Stored data:
######
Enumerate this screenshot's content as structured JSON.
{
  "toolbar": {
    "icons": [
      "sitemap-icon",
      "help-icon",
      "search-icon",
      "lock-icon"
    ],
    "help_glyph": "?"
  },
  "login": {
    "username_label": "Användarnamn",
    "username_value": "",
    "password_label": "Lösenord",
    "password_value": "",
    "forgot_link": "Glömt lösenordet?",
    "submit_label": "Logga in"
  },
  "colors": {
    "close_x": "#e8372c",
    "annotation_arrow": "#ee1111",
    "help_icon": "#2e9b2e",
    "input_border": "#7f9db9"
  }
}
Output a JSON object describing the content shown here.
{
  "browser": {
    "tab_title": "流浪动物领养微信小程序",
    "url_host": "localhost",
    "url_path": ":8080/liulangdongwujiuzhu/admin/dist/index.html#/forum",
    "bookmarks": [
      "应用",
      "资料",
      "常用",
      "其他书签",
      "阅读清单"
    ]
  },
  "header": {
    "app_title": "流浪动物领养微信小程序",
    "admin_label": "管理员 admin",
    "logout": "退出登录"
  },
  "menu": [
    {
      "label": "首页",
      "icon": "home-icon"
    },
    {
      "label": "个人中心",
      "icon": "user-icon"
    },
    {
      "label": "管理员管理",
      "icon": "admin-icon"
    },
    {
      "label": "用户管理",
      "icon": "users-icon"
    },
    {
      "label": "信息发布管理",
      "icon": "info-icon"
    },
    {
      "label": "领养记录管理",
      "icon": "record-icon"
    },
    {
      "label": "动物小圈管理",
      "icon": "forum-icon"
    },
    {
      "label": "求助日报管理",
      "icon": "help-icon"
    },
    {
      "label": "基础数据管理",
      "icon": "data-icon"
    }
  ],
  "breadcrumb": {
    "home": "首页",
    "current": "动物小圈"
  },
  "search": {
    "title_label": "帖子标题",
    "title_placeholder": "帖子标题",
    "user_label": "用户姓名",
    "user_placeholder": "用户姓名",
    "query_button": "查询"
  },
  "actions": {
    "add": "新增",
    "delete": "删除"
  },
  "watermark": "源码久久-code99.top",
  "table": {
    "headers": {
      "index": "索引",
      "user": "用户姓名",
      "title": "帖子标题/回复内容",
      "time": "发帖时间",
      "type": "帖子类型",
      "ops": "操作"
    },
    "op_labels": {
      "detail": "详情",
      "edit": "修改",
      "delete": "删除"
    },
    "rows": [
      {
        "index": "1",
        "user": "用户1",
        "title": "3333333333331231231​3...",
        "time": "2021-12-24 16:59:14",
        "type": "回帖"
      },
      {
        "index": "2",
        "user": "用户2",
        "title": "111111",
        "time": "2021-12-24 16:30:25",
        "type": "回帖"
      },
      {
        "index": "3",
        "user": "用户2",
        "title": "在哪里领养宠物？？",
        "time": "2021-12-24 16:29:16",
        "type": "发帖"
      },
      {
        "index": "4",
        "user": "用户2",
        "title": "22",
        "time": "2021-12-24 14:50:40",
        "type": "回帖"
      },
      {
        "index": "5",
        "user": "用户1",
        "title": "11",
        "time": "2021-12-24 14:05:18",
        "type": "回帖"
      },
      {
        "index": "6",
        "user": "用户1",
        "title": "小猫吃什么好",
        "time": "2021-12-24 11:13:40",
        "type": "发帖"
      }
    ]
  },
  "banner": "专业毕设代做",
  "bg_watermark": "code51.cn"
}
######
THE EXERCISE:
List every line from the entries above in which "admin" appears.

TASK RESULT:
    "url_path": ":8080/liulangdongwujiuzhu/admin/dist/index.html#/forum",
    "admin_label": "管理员 admin",
      "icon": "admin-icon"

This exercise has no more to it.